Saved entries
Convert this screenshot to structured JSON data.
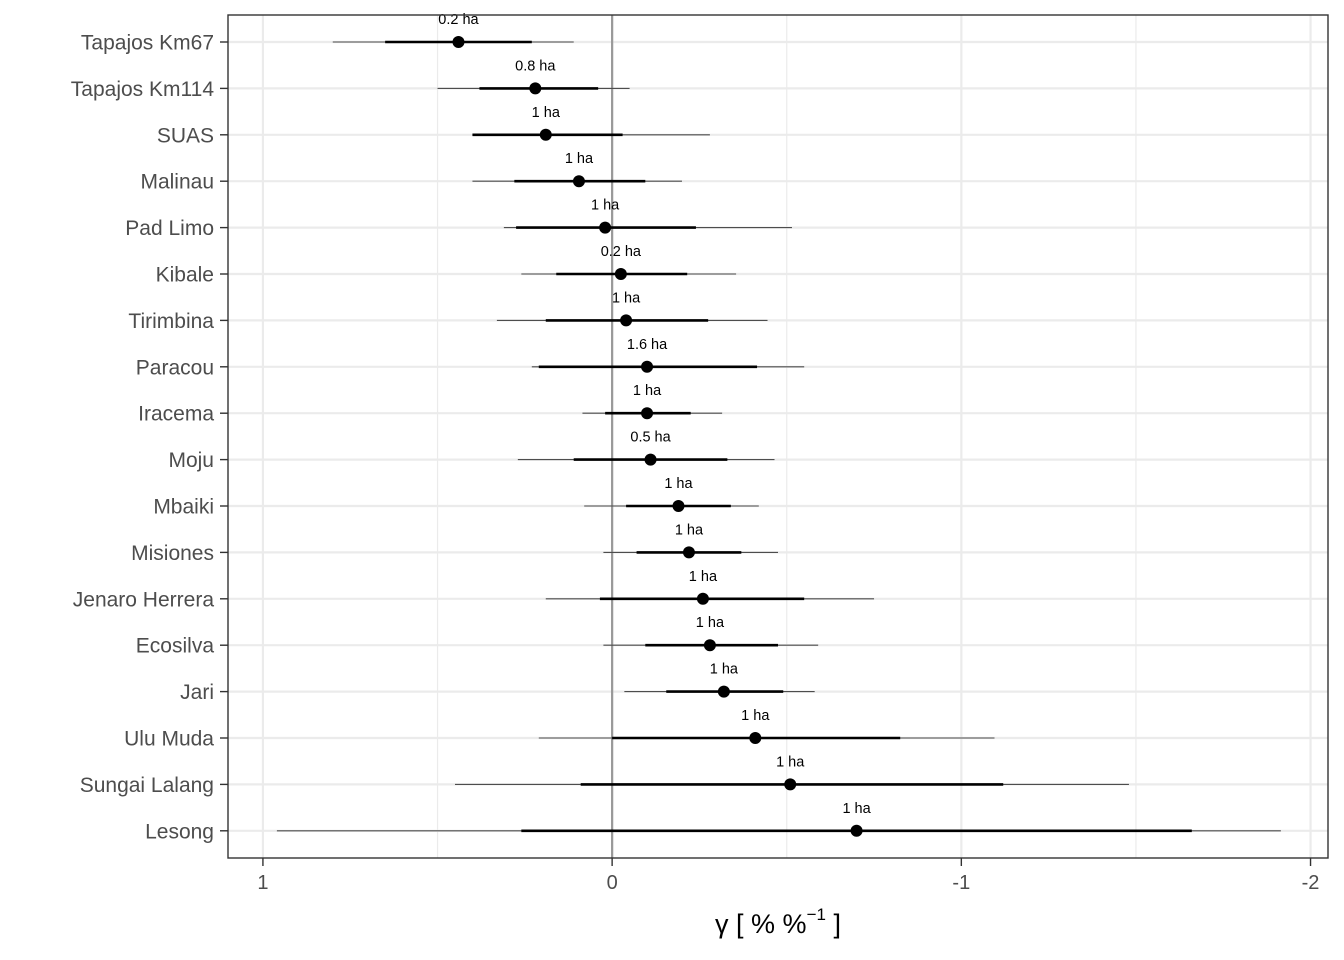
{
  "chart_data": {
    "type": "scatter",
    "subtype": "forest-plot",
    "xlabel": {
      "main": "γ [ % %",
      "sup": "−1",
      "close": " ]"
    },
    "ylabel": "",
    "xlim": [
      1.1,
      -2.05
    ],
    "x_reversed": true,
    "x_ticks": [
      1,
      0,
      -1,
      -2
    ],
    "x_tick_labels": [
      "1",
      "0",
      "-1",
      "-2"
    ],
    "reference_line": 0,
    "grid": true,
    "colors": {
      "grid": "#ebebeb",
      "point": "#000000",
      "ref_line": "#999999",
      "panel_border": "#333333",
      "thin_interval": "#4d4d4d"
    },
    "sites": [
      {
        "name": "Tapajos Km67",
        "estimate": 0.44,
        "inner": [
          0.65,
          0.23
        ],
        "outer": [
          0.8,
          0.11
        ],
        "annotation": "0.2 ha"
      },
      {
        "name": "Tapajos Km114",
        "estimate": 0.22,
        "inner": [
          0.38,
          0.04
        ],
        "outer": [
          0.5,
          -0.05
        ],
        "annotation": "0.8 ha"
      },
      {
        "name": "SUAS",
        "estimate": 0.19,
        "inner": [
          0.4,
          -0.03
        ],
        "outer": [
          0.4,
          -0.28
        ],
        "annotation": "1 ha"
      },
      {
        "name": "Malinau",
        "estimate": 0.095,
        "inner": [
          0.28,
          -0.095
        ],
        "outer": [
          0.4,
          -0.2
        ],
        "annotation": "1 ha"
      },
      {
        "name": "Pad Limo",
        "estimate": 0.02,
        "inner": [
          0.275,
          -0.24
        ],
        "outer": [
          0.31,
          -0.515
        ],
        "annotation": "1 ha"
      },
      {
        "name": "Kibale",
        "estimate": -0.025,
        "inner": [
          0.16,
          -0.215
        ],
        "outer": [
          0.26,
          -0.355
        ],
        "annotation": "0.2 ha"
      },
      {
        "name": "Tirimbina",
        "estimate": -0.04,
        "inner": [
          0.19,
          -0.275
        ],
        "outer": [
          0.33,
          -0.445
        ],
        "annotation": "1 ha"
      },
      {
        "name": "Paracou",
        "estimate": -0.1,
        "inner": [
          0.21,
          -0.415
        ],
        "outer": [
          0.23,
          -0.55
        ],
        "annotation": "1.6 ha"
      },
      {
        "name": "Iracema",
        "estimate": -0.1,
        "inner": [
          0.02,
          -0.225
        ],
        "outer": [
          0.085,
          -0.315
        ],
        "annotation": "1 ha"
      },
      {
        "name": "Moju",
        "estimate": -0.11,
        "inner": [
          0.11,
          -0.33
        ],
        "outer": [
          0.27,
          -0.465
        ],
        "annotation": "0.5 ha"
      },
      {
        "name": "Mbaiki",
        "estimate": -0.19,
        "inner": [
          -0.04,
          -0.34
        ],
        "outer": [
          0.08,
          -0.42
        ],
        "annotation": "1 ha"
      },
      {
        "name": "Misiones",
        "estimate": -0.22,
        "inner": [
          -0.07,
          -0.37
        ],
        "outer": [
          0.025,
          -0.475
        ],
        "annotation": "1 ha"
      },
      {
        "name": "Jenaro Herrera",
        "estimate": -0.26,
        "inner": [
          0.035,
          -0.55
        ],
        "outer": [
          0.19,
          -0.75
        ],
        "annotation": "1 ha"
      },
      {
        "name": "Ecosilva",
        "estimate": -0.28,
        "inner": [
          -0.095,
          -0.475
        ],
        "outer": [
          0.025,
          -0.59
        ],
        "annotation": "1 ha"
      },
      {
        "name": "Jari",
        "estimate": -0.32,
        "inner": [
          -0.155,
          -0.49
        ],
        "outer": [
          -0.035,
          -0.58
        ],
        "annotation": "1 ha"
      },
      {
        "name": "Ulu Muda",
        "estimate": -0.41,
        "inner": [
          0.0,
          -0.825
        ],
        "outer": [
          0.21,
          -1.095
        ],
        "annotation": "1 ha"
      },
      {
        "name": "Sungai Lalang",
        "estimate": -0.51,
        "inner": [
          0.09,
          -1.12
        ],
        "outer": [
          0.45,
          -1.48
        ],
        "annotation": "1 ha"
      },
      {
        "name": "Lesong",
        "estimate": -0.7,
        "inner": [
          0.26,
          -1.66
        ],
        "outer": [
          0.96,
          -1.915
        ],
        "annotation": "1 ha"
      }
    ]
  }
}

__WRITTEN INSTRUCTION__: All preceding records should be duplicated verbatim, images excepted.

__WRITTEN ANSWER__:
Convert this screenshot to structured JSON data.
{
  "chart_data": {
    "type": "scatter",
    "subtype": "forest-plot",
    "xlabel": {
      "main": "γ [ % %",
      "sup": "−1",
      "close": " ]"
    },
    "ylabel": "",
    "xlim": [
      1.1,
      -2.05
    ],
    "x_reversed": true,
    "x_ticks": [
      1,
      0,
      -1,
      -2
    ],
    "x_tick_labels": [
      "1",
      "0",
      "-1",
      "-2"
    ],
    "reference_line": 0,
    "grid": true,
    "colors": {
      "grid": "#ebebeb",
      "point": "#000000",
      "ref_line": "#999999",
      "panel_border": "#333333",
      "thin_interval": "#4d4d4d"
    },
    "sites": [
      {
        "name": "Tapajos Km67",
        "estimate": 0.44,
        "inner": [
          0.65,
          0.23
        ],
        "outer": [
          0.8,
          0.11
        ],
        "annotation": "0.2 ha"
      },
      {
        "name": "Tapajos Km114",
        "estimate": 0.22,
        "inner": [
          0.38,
          0.04
        ],
        "outer": [
          0.5,
          -0.05
        ],
        "annotation": "0.8 ha"
      },
      {
        "name": "SUAS",
        "estimate": 0.19,
        "inner": [
          0.4,
          -0.03
        ],
        "outer": [
          0.4,
          -0.28
        ],
        "annotation": "1 ha"
      },
      {
        "name": "Malinau",
        "estimate": 0.095,
        "inner": [
          0.28,
          -0.095
        ],
        "outer": [
          0.4,
          -0.2
        ],
        "annotation": "1 ha"
      },
      {
        "name": "Pad Limo",
        "estimate": 0.02,
        "inner": [
          0.275,
          -0.24
        ],
        "outer": [
          0.31,
          -0.515
        ],
        "annotation": "1 ha"
      },
      {
        "name": "Kibale",
        "estimate": -0.025,
        "inner": [
          0.16,
          -0.215
        ],
        "outer": [
          0.26,
          -0.355
        ],
        "annotation": "0.2 ha"
      },
      {
        "name": "Tirimbina",
        "estimate": -0.04,
        "inner": [
          0.19,
          -0.275
        ],
        "outer": [
          0.33,
          -0.445
        ],
        "annotation": "1 ha"
      },
      {
        "name": "Paracou",
        "estimate": -0.1,
        "inner": [
          0.21,
          -0.415
        ],
        "outer": [
          0.23,
          -0.55
        ],
        "annotation": "1.6 ha"
      },
      {
        "name": "Iracema",
        "estimate": -0.1,
        "inner": [
          0.02,
          -0.225
        ],
        "outer": [
          0.085,
          -0.315
        ],
        "annotation": "1 ha"
      },
      {
        "name": "Moju",
        "estimate": -0.11,
        "inner": [
          0.11,
          -0.33
        ],
        "outer": [
          0.27,
          -0.465
        ],
        "annotation": "0.5 ha"
      },
      {
        "name": "Mbaiki",
        "estimate": -0.19,
        "inner": [
          -0.04,
          -0.34
        ],
        "outer": [
          0.08,
          -0.42
        ],
        "annotation": "1 ha"
      },
      {
        "name": "Misiones",
        "estimate": -0.22,
        "inner": [
          -0.07,
          -0.37
        ],
        "outer": [
          0.025,
          -0.475
        ],
        "annotation": "1 ha"
      },
      {
        "name": "Jenaro Herrera",
        "estimate": -0.26,
        "inner": [
          0.035,
          -0.55
        ],
        "outer": [
          0.19,
          -0.75
        ],
        "annotation": "1 ha"
      },
      {
        "name": "Ecosilva",
        "estimate": -0.28,
        "inner": [
          -0.095,
          -0.475
        ],
        "outer": [
          0.025,
          -0.59
        ],
        "annotation": "1 ha"
      },
      {
        "name": "Jari",
        "estimate": -0.32,
        "inner": [
          -0.155,
          -0.49
        ],
        "outer": [
          -0.035,
          -0.58
        ],
        "annotation": "1 ha"
      },
      {
        "name": "Ulu Muda",
        "estimate": -0.41,
        "inner": [
          0.0,
          -0.825
        ],
        "outer": [
          0.21,
          -1.095
        ],
        "annotation": "1 ha"
      },
      {
        "name": "Sungai Lalang",
        "estimate": -0.51,
        "inner": [
          0.09,
          -1.12
        ],
        "outer": [
          0.45,
          -1.48
        ],
        "annotation": "1 ha"
      },
      {
        "name": "Lesong",
        "estimate": -0.7,
        "inner": [
          0.26,
          -1.66
        ],
        "outer": [
          0.96,
          -1.915
        ],
        "annotation": "1 ha"
      }
    ]
  }
}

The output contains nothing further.